● Record set:
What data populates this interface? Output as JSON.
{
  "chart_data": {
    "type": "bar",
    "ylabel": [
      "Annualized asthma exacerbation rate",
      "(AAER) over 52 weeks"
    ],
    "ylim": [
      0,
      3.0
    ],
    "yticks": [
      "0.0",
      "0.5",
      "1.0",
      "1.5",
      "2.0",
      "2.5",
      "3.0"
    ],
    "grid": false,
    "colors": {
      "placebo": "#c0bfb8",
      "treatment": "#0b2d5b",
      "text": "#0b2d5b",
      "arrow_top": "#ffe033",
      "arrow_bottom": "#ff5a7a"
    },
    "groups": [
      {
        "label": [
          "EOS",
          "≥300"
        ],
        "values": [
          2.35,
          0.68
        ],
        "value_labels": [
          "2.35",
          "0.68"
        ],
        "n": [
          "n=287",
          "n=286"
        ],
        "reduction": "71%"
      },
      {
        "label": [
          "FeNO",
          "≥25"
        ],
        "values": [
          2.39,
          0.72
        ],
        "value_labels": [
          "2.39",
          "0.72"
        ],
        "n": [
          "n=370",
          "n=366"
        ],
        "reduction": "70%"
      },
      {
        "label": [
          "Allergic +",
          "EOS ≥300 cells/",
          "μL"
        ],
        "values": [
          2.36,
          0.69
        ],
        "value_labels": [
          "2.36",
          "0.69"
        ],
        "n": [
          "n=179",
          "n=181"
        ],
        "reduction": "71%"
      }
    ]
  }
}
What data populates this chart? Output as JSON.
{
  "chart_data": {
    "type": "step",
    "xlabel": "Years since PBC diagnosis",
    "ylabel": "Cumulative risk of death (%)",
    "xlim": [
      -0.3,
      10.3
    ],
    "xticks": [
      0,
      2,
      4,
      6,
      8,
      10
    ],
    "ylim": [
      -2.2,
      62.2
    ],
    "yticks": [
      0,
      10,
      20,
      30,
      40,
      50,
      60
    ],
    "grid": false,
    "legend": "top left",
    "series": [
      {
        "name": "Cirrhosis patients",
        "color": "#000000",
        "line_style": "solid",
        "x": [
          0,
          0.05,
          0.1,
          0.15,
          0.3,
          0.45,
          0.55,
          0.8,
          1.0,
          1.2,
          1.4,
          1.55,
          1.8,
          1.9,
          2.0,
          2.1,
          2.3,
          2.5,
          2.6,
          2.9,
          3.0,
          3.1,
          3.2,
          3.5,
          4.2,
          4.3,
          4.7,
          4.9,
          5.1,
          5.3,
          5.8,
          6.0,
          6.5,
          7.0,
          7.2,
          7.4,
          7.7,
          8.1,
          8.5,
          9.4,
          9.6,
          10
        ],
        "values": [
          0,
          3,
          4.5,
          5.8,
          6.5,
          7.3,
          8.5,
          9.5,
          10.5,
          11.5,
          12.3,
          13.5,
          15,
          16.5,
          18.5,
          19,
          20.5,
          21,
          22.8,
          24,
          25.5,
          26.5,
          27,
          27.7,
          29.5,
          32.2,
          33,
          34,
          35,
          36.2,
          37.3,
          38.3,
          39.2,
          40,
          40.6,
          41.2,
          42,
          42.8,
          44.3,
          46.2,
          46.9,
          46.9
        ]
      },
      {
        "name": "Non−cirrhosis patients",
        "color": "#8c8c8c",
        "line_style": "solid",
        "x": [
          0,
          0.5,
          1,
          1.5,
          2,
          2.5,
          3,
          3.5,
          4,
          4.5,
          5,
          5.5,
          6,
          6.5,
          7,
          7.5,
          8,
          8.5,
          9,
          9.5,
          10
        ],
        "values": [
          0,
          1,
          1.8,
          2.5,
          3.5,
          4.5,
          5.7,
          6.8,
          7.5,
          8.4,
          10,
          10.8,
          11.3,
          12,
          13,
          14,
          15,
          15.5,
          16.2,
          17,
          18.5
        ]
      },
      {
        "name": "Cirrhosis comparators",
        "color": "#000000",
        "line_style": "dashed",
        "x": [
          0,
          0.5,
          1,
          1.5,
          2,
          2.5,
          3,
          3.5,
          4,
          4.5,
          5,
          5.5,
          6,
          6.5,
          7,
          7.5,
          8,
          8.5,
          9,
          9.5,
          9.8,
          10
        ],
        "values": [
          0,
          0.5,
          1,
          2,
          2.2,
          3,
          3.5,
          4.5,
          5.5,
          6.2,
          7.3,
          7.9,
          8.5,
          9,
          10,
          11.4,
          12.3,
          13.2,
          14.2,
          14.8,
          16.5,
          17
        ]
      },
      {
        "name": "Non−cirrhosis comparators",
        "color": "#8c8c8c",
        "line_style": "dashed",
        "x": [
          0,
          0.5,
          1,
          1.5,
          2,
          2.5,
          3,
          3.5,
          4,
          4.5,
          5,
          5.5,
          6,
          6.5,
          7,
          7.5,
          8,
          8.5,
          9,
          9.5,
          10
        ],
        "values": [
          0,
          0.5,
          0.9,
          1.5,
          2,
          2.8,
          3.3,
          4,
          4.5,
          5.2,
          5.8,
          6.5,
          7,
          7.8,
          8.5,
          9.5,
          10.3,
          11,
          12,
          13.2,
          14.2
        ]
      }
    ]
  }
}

● The task: Go through the entries and return each line where the word "name" occurs.

● Exercise response:
        "name": "Cirrhosis patients",
        "name": "Non−cirrhosis patients",
        "name": "Cirrhosis comparators",
        "name": "Non−cirrhosis comparators",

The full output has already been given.